Figure dataset records

········

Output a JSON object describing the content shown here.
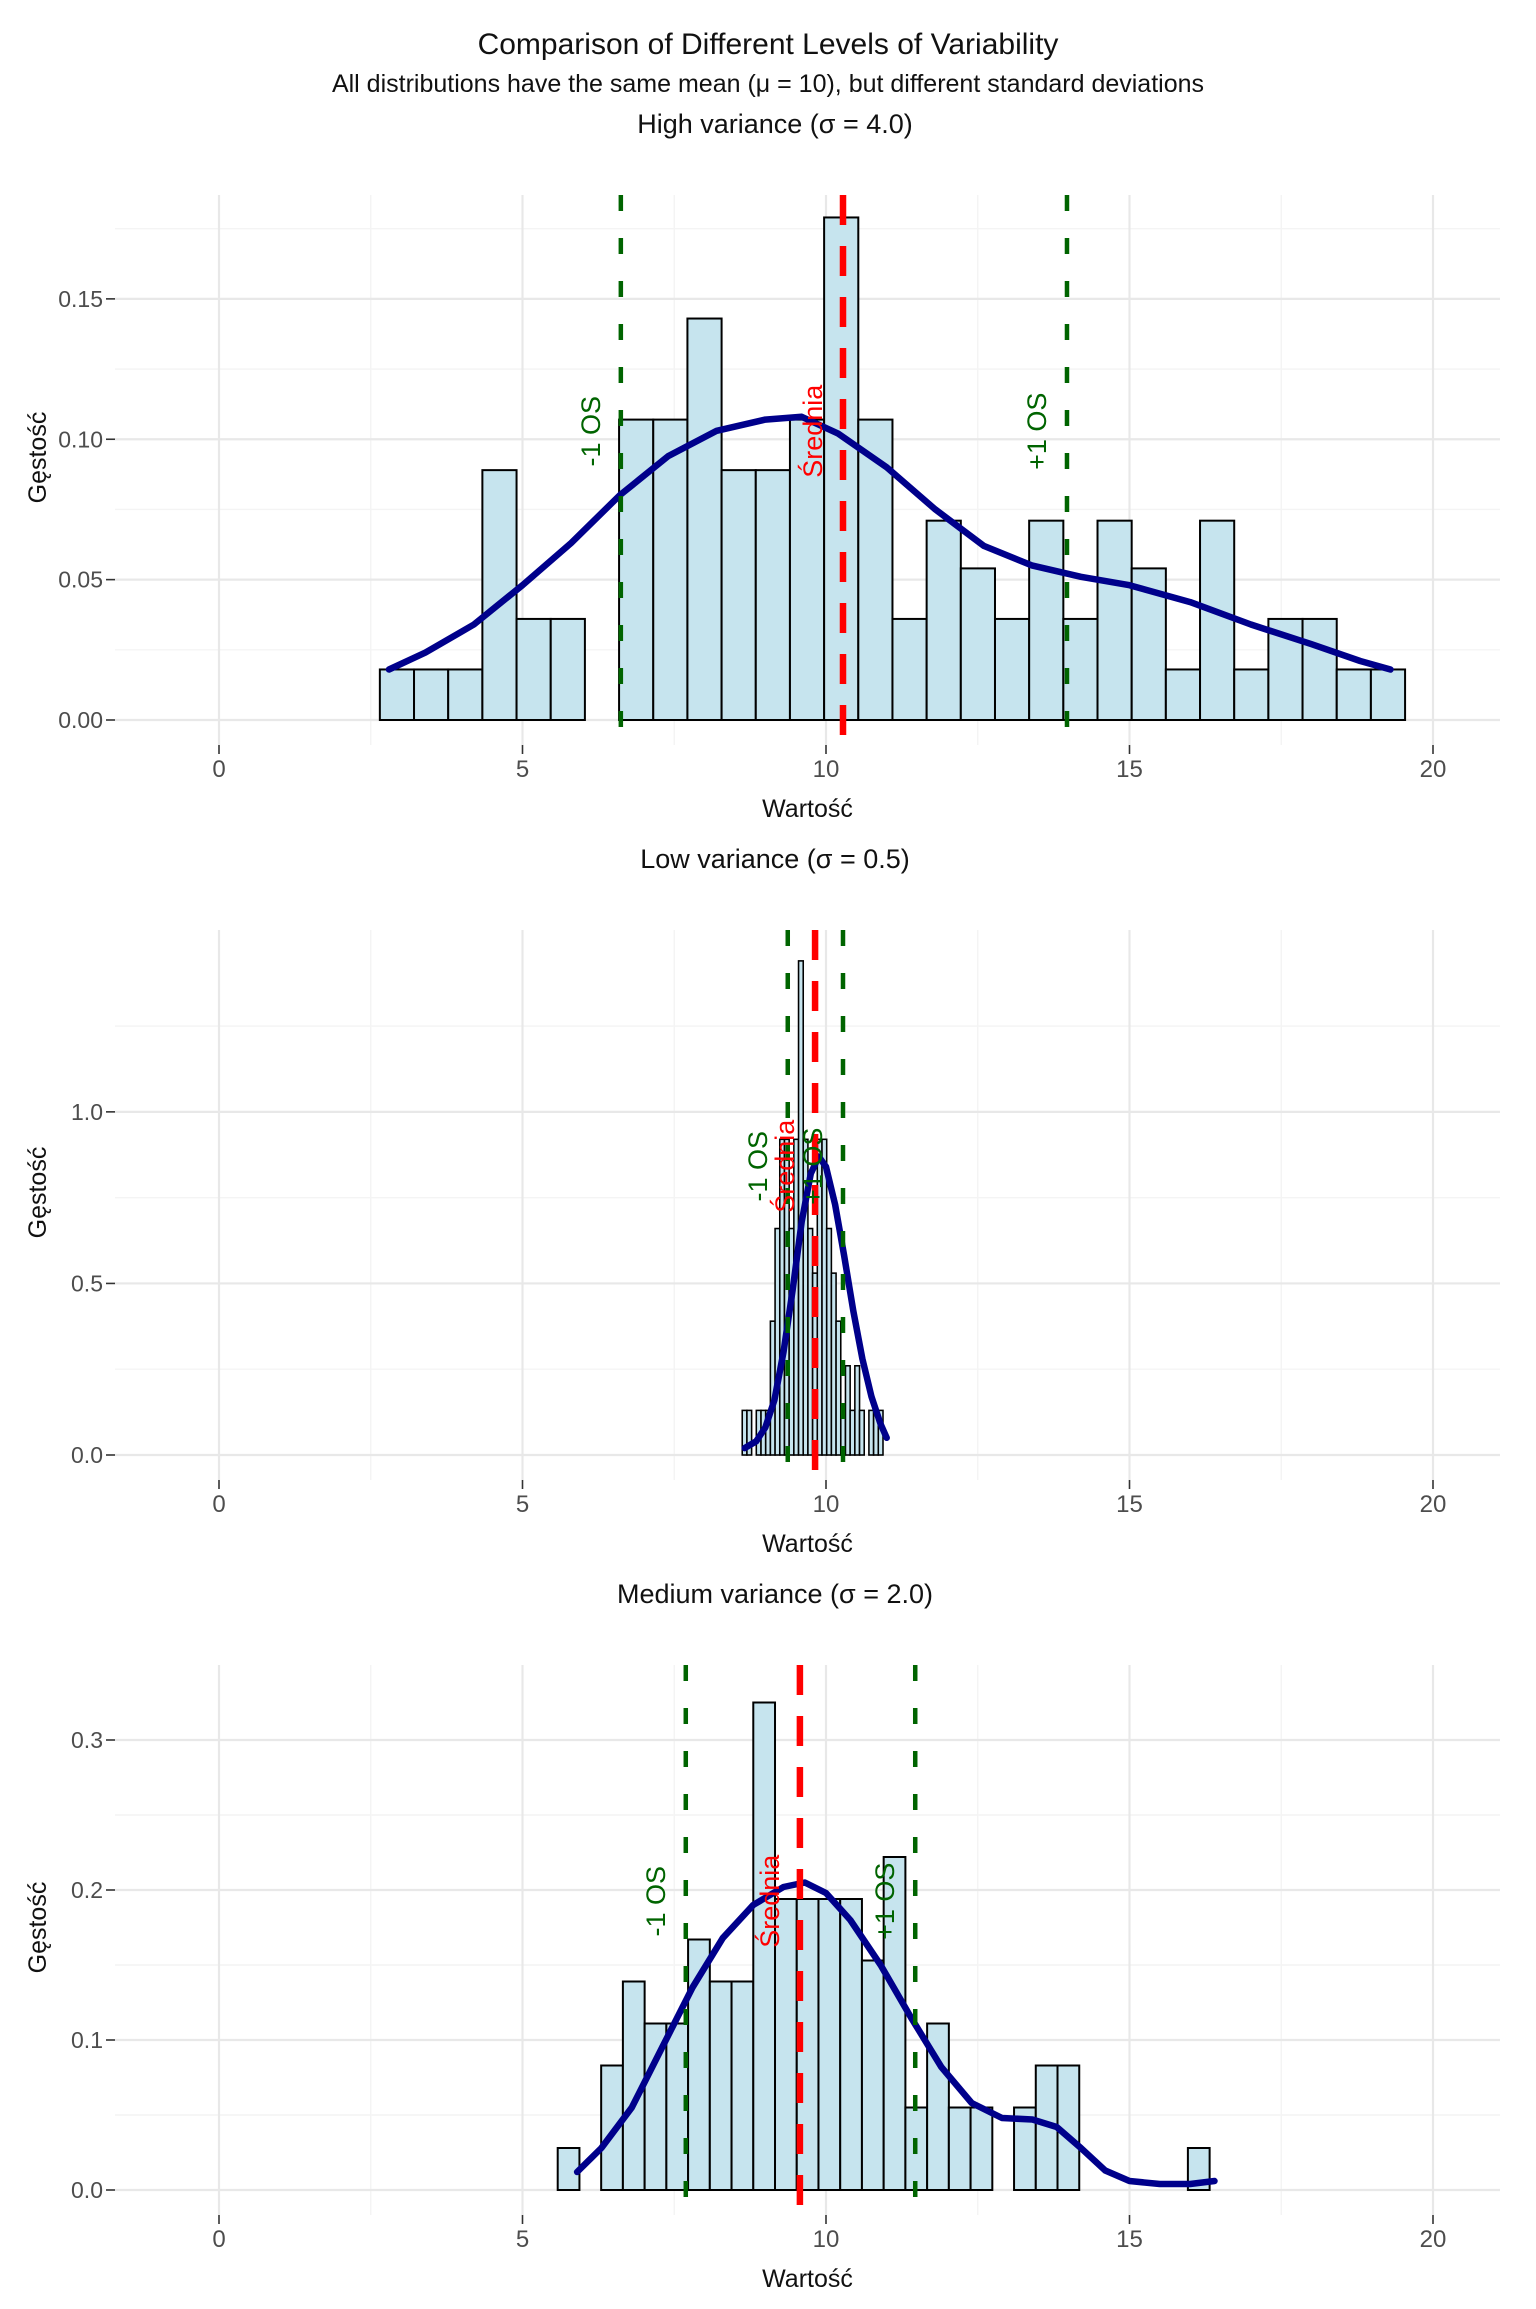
{
  "page": {
    "title": "Comparison of Different Levels of Variability",
    "subtitle": "All distributions have the same mean (μ = 10), but different standard deviations"
  },
  "colors": {
    "bar_fill": "#c6e4ee",
    "bar_stroke": "#000000",
    "density_curve": "#00008b",
    "mean_line": "#ff0000",
    "sd_line": "#006400",
    "grid_major": "#e8e8e8",
    "grid_minor": "#f4f4f4",
    "tick_text": "#4d4d4d",
    "title_text": "#111111",
    "axis_tick_mark": "#333333"
  },
  "chart_data": [
    {
      "type": "histogram",
      "title": "High variance (σ = 4.0)",
      "xlabel": "Wartość",
      "ylabel": "Gęstość",
      "x_ticks": [
        0,
        5,
        10,
        15,
        20
      ],
      "x_minor_ticks": [
        2.5,
        7.5,
        12.5,
        17.5
      ],
      "y_tick_values": [
        0,
        0.05,
        0.1,
        0.15
      ],
      "y_tick_labels": [
        "0.00",
        "0.05",
        "0.10",
        "0.15"
      ],
      "y_minor_ticks": [
        0.025,
        0.075,
        0.125,
        0.175
      ],
      "xlim": [
        -1.7,
        21.2
      ],
      "ylim": [
        0,
        0.187
      ],
      "grid": true,
      "legend": false,
      "bins": {
        "start": 2.65,
        "width": 0.563
      },
      "densities": [
        0.018,
        0.018,
        0.018,
        0.089,
        0.036,
        0.036,
        0,
        0.107,
        0.107,
        0.143,
        0.089,
        0.089,
        0.107,
        0.179,
        0.107,
        0.036,
        0.071,
        0.054,
        0.036,
        0.071,
        0.036,
        0.071,
        0.054,
        0.018,
        0.071,
        0.018,
        0.036,
        0.036,
        0.018,
        0.018
      ],
      "density_curve": [
        [
          2.8,
          0.018
        ],
        [
          3.4,
          0.024
        ],
        [
          4.2,
          0.034
        ],
        [
          5.0,
          0.048
        ],
        [
          5.8,
          0.063
        ],
        [
          6.6,
          0.08
        ],
        [
          7.4,
          0.094
        ],
        [
          8.2,
          0.103
        ],
        [
          9.0,
          0.107
        ],
        [
          9.6,
          0.108
        ],
        [
          10.2,
          0.102
        ],
        [
          11.0,
          0.09
        ],
        [
          11.8,
          0.075
        ],
        [
          12.6,
          0.062
        ],
        [
          13.4,
          0.055
        ],
        [
          14.2,
          0.051
        ],
        [
          15.0,
          0.048
        ],
        [
          16.0,
          0.042
        ],
        [
          17.0,
          0.034
        ],
        [
          18.0,
          0.027
        ],
        [
          18.8,
          0.021
        ],
        [
          19.3,
          0.018
        ]
      ],
      "mean_line": {
        "x": 10.28,
        "label": "Średnia"
      },
      "sd_lines": [
        {
          "x": 6.62,
          "label": "-1 OS"
        },
        {
          "x": 13.97,
          "label": "+1 OS"
        }
      ]
    },
    {
      "type": "histogram",
      "title": "Low variance (σ = 0.5)",
      "xlabel": "Wartość",
      "ylabel": "Gęstość",
      "x_ticks": [
        0,
        5,
        10,
        15,
        20
      ],
      "x_minor_ticks": [
        2.5,
        7.5,
        12.5,
        17.5
      ],
      "y_tick_values": [
        0,
        0.5,
        1.0
      ],
      "y_tick_labels": [
        "0.0",
        "0.5",
        "1.0"
      ],
      "y_minor_ticks": [
        0.25,
        0.75,
        1.25
      ],
      "xlim": [
        -1.7,
        21.2
      ],
      "ylim": [
        0,
        1.53
      ],
      "grid": true,
      "legend": false,
      "bins": {
        "start": 8.62,
        "width": 0.0773
      },
      "densities": [
        0.13,
        0.13,
        0,
        0.13,
        0.13,
        0.13,
        0.39,
        0.66,
        0.92,
        0.92,
        0.66,
        0.92,
        1.44,
        0.92,
        0.66,
        0.53,
        0.92,
        0.92,
        0.66,
        0.53,
        0.39,
        0.13,
        0.26,
        0.13,
        0.26,
        0.13,
        0,
        0.13,
        0.13,
        0.13
      ],
      "density_curve": [
        [
          8.66,
          0.02
        ],
        [
          8.85,
          0.04
        ],
        [
          9.0,
          0.08
        ],
        [
          9.15,
          0.16
        ],
        [
          9.3,
          0.3
        ],
        [
          9.45,
          0.48
        ],
        [
          9.6,
          0.68
        ],
        [
          9.75,
          0.82
        ],
        [
          9.88,
          0.87
        ],
        [
          10.0,
          0.84
        ],
        [
          10.15,
          0.73
        ],
        [
          10.3,
          0.58
        ],
        [
          10.45,
          0.42
        ],
        [
          10.6,
          0.28
        ],
        [
          10.75,
          0.17
        ],
        [
          10.9,
          0.09
        ],
        [
          11.0,
          0.05
        ]
      ],
      "mean_line": {
        "x": 9.82,
        "label": "Średnia"
      },
      "sd_lines": [
        {
          "x": 9.37,
          "label": "-1 OS"
        },
        {
          "x": 10.28,
          "label": "+1 OS"
        }
      ]
    },
    {
      "type": "histogram",
      "title": "Medium variance (σ = 2.0)",
      "xlabel": "Wartość",
      "ylabel": "Gęstość",
      "x_ticks": [
        0,
        5,
        10,
        15,
        20
      ],
      "x_minor_ticks": [
        2.5,
        7.5,
        12.5,
        17.5
      ],
      "y_tick_values": [
        0,
        0.1,
        0.2,
        0.3
      ],
      "y_tick_labels": [
        "0.0",
        "0.1",
        "0.2",
        "0.3"
      ],
      "y_minor_ticks": [
        0.05,
        0.15,
        0.25
      ],
      "xlim": [
        -1.7,
        21.2
      ],
      "ylim": [
        0,
        0.35
      ],
      "grid": true,
      "legend": false,
      "bins": {
        "start": 5.58,
        "width": 0.358
      },
      "densities": [
        0.028,
        0,
        0.083,
        0.139,
        0.111,
        0.111,
        0.167,
        0.139,
        0.139,
        0.325,
        0.194,
        0.194,
        0.194,
        0.194,
        0.153,
        0.222,
        0.055,
        0.111,
        0.055,
        0.055,
        0,
        0.055,
        0.083,
        0.083,
        0,
        0,
        0,
        0,
        0,
        0.028
      ],
      "density_curve": [
        [
          5.9,
          0.012
        ],
        [
          6.3,
          0.028
        ],
        [
          6.8,
          0.055
        ],
        [
          7.3,
          0.095
        ],
        [
          7.8,
          0.135
        ],
        [
          8.3,
          0.168
        ],
        [
          8.8,
          0.19
        ],
        [
          9.3,
          0.202
        ],
        [
          9.65,
          0.205
        ],
        [
          10.0,
          0.198
        ],
        [
          10.4,
          0.18
        ],
        [
          10.9,
          0.15
        ],
        [
          11.4,
          0.115
        ],
        [
          11.9,
          0.082
        ],
        [
          12.4,
          0.058
        ],
        [
          12.9,
          0.048
        ],
        [
          13.4,
          0.047
        ],
        [
          13.8,
          0.042
        ],
        [
          14.2,
          0.028
        ],
        [
          14.6,
          0.013
        ],
        [
          15.0,
          0.006
        ],
        [
          15.5,
          0.004
        ],
        [
          16.0,
          0.004
        ],
        [
          16.4,
          0.006
        ]
      ],
      "mean_line": {
        "x": 9.57,
        "label": "Średnia"
      },
      "sd_lines": [
        {
          "x": 7.69,
          "label": "-1 OS"
        },
        {
          "x": 11.47,
          "label": "+1 OS"
        }
      ]
    }
  ]
}
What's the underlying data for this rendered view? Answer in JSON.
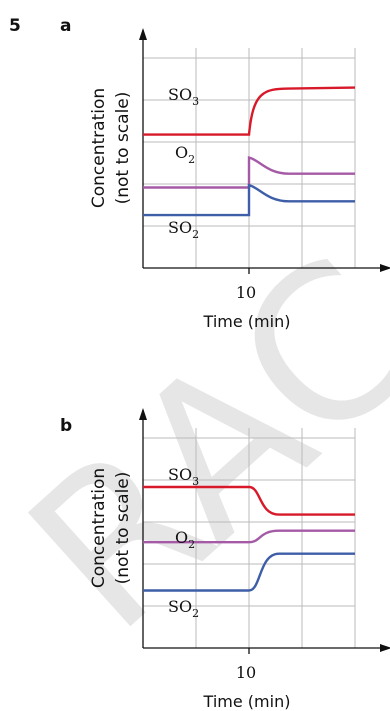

········

Stated problem: Please write out all the data again word for word, but not the pictures.

Complete response:
Output a JSON object describing the content shown here.
{
  "page": {
    "title": "Comparison of Different Levels of Variability",
    "subtitle": "All distributions have the same mean (μ = 10), but different standard deviations"
  },
  "colors": {
    "bar_fill": "#c6e4ee",
    "bar_stroke": "#000000",
    "density_curve": "#00008b",
    "mean_line": "#ff0000",
    "sd_line": "#006400",
    "grid_major": "#e8e8e8",
    "grid_minor": "#f4f4f4",
    "tick_text": "#4d4d4d",
    "title_text": "#111111",
    "axis_tick_mark": "#333333"
  },
  "chart_data": [
    {
      "type": "histogram",
      "title": "High variance (σ = 4.0)",
      "xlabel": "Wartość",
      "ylabel": "Gęstość",
      "x_ticks": [
        0,
        5,
        10,
        15,
        20
      ],
      "x_minor_ticks": [
        2.5,
        7.5,
        12.5,
        17.5
      ],
      "y_tick_values": [
        0,
        0.05,
        0.1,
        0.15
      ],
      "y_tick_labels": [
        "0.00",
        "0.05",
        "0.10",
        "0.15"
      ],
      "y_minor_ticks": [
        0.025,
        0.075,
        0.125,
        0.175
      ],
      "xlim": [
        -1.7,
        21.2
      ],
      "ylim": [
        0,
        0.187
      ],
      "grid": true,
      "legend": false,
      "bins": {
        "start": 2.65,
        "width": 0.563
      },
      "densities": [
        0.018,
        0.018,
        0.018,
        0.089,
        0.036,
        0.036,
        0,
        0.107,
        0.107,
        0.143,
        0.089,
        0.089,
        0.107,
        0.179,
        0.107,
        0.036,
        0.071,
        0.054,
        0.036,
        0.071,
        0.036,
        0.071,
        0.054,
        0.018,
        0.071,
        0.018,
        0.036,
        0.036,
        0.018,
        0.018
      ],
      "density_curve": [
        [
          2.8,
          0.018
        ],
        [
          3.4,
          0.024
        ],
        [
          4.2,
          0.034
        ],
        [
          5.0,
          0.048
        ],
        [
          5.8,
          0.063
        ],
        [
          6.6,
          0.08
        ],
        [
          7.4,
          0.094
        ],
        [
          8.2,
          0.103
        ],
        [
          9.0,
          0.107
        ],
        [
          9.6,
          0.108
        ],
        [
          10.2,
          0.102
        ],
        [
          11.0,
          0.09
        ],
        [
          11.8,
          0.075
        ],
        [
          12.6,
          0.062
        ],
        [
          13.4,
          0.055
        ],
        [
          14.2,
          0.051
        ],
        [
          15.0,
          0.048
        ],
        [
          16.0,
          0.042
        ],
        [
          17.0,
          0.034
        ],
        [
          18.0,
          0.027
        ],
        [
          18.8,
          0.021
        ],
        [
          19.3,
          0.018
        ]
      ],
      "mean_line": {
        "x": 10.28,
        "label": "Średnia"
      },
      "sd_lines": [
        {
          "x": 6.62,
          "label": "-1 OS"
        },
        {
          "x": 13.97,
          "label": "+1 OS"
        }
      ]
    },
    {
      "type": "histogram",
      "title": "Low variance (σ = 0.5)",
      "xlabel": "Wartość",
      "ylabel": "Gęstość",
      "x_ticks": [
        0,
        5,
        10,
        15,
        20
      ],
      "x_minor_ticks": [
        2.5,
        7.5,
        12.5,
        17.5
      ],
      "y_tick_values": [
        0,
        0.5,
        1.0
      ],
      "y_tick_labels": [
        "0.0",
        "0.5",
        "1.0"
      ],
      "y_minor_ticks": [
        0.25,
        0.75,
        1.25
      ],
      "xlim": [
        -1.7,
        21.2
      ],
      "ylim": [
        0,
        1.53
      ],
      "grid": true,
      "legend": false,
      "bins": {
        "start": 8.62,
        "width": 0.0773
      },
      "densities": [
        0.13,
        0.13,
        0,
        0.13,
        0.13,
        0.13,
        0.39,
        0.66,
        0.92,
        0.92,
        0.66,
        0.92,
        1.44,
        0.92,
        0.66,
        0.53,
        0.92,
        0.92,
        0.66,
        0.53,
        0.39,
        0.13,
        0.26,
        0.13,
        0.26,
        0.13,
        0,
        0.13,
        0.13,
        0.13
      ],
      "density_curve": [
        [
          8.66,
          0.02
        ],
        [
          8.85,
          0.04
        ],
        [
          9.0,
          0.08
        ],
        [
          9.15,
          0.16
        ],
        [
          9.3,
          0.3
        ],
        [
          9.45,
          0.48
        ],
        [
          9.6,
          0.68
        ],
        [
          9.75,
          0.82
        ],
        [
          9.88,
          0.87
        ],
        [
          10.0,
          0.84
        ],
        [
          10.15,
          0.73
        ],
        [
          10.3,
          0.58
        ],
        [
          10.45,
          0.42
        ],
        [
          10.6,
          0.28
        ],
        [
          10.75,
          0.17
        ],
        [
          10.9,
          0.09
        ],
        [
          11.0,
          0.05
        ]
      ],
      "mean_line": {
        "x": 9.82,
        "label": "Średnia"
      },
      "sd_lines": [
        {
          "x": 9.37,
          "label": "-1 OS"
        },
        {
          "x": 10.28,
          "label": "+1 OS"
        }
      ]
    },
    {
      "type": "histogram",
      "title": "Medium variance (σ = 2.0)",
      "xlabel": "Wartość",
      "ylabel": "Gęstość",
      "x_ticks": [
        0,
        5,
        10,
        15,
        20
      ],
      "x_minor_ticks": [
        2.5,
        7.5,
        12.5,
        17.5
      ],
      "y_tick_values": [
        0,
        0.1,
        0.2,
        0.3
      ],
      "y_tick_labels": [
        "0.0",
        "0.1",
        "0.2",
        "0.3"
      ],
      "y_minor_ticks": [
        0.05,
        0.15,
        0.25
      ],
      "xlim": [
        -1.7,
        21.2
      ],
      "ylim": [
        0,
        0.35
      ],
      "grid": true,
      "legend": false,
      "bins": {
        "start": 5.58,
        "width": 0.358
      },
      "densities": [
        0.028,
        0,
        0.083,
        0.139,
        0.111,
        0.111,
        0.167,
        0.139,
        0.139,
        0.325,
        0.194,
        0.194,
        0.194,
        0.194,
        0.153,
        0.222,
        0.055,
        0.111,
        0.055,
        0.055,
        0,
        0.055,
        0.083,
        0.083,
        0,
        0,
        0,
        0,
        0,
        0.028
      ],
      "density_curve": [
        [
          5.9,
          0.012
        ],
        [
          6.3,
          0.028
        ],
        [
          6.8,
          0.055
        ],
        [
          7.3,
          0.095
        ],
        [
          7.8,
          0.135
        ],
        [
          8.3,
          0.168
        ],
        [
          8.8,
          0.19
        ],
        [
          9.3,
          0.202
        ],
        [
          9.65,
          0.205
        ],
        [
          10.0,
          0.198
        ],
        [
          10.4,
          0.18
        ],
        [
          10.9,
          0.15
        ],
        [
          11.4,
          0.115
        ],
        [
          11.9,
          0.082
        ],
        [
          12.4,
          0.058
        ],
        [
          12.9,
          0.048
        ],
        [
          13.4,
          0.047
        ],
        [
          13.8,
          0.042
        ],
        [
          14.2,
          0.028
        ],
        [
          14.6,
          0.013
        ],
        [
          15.0,
          0.006
        ],
        [
          15.5,
          0.004
        ],
        [
          16.0,
          0.004
        ],
        [
          16.4,
          0.006
        ]
      ],
      "mean_line": {
        "x": 9.57,
        "label": "Średnia"
      },
      "sd_lines": [
        {
          "x": 7.69,
          "label": "-1 OS"
        },
        {
          "x": 11.47,
          "label": "+1 OS"
        }
      ]
    }
  ]
}
What's the underlying data for this rendered view? Answer in JSON.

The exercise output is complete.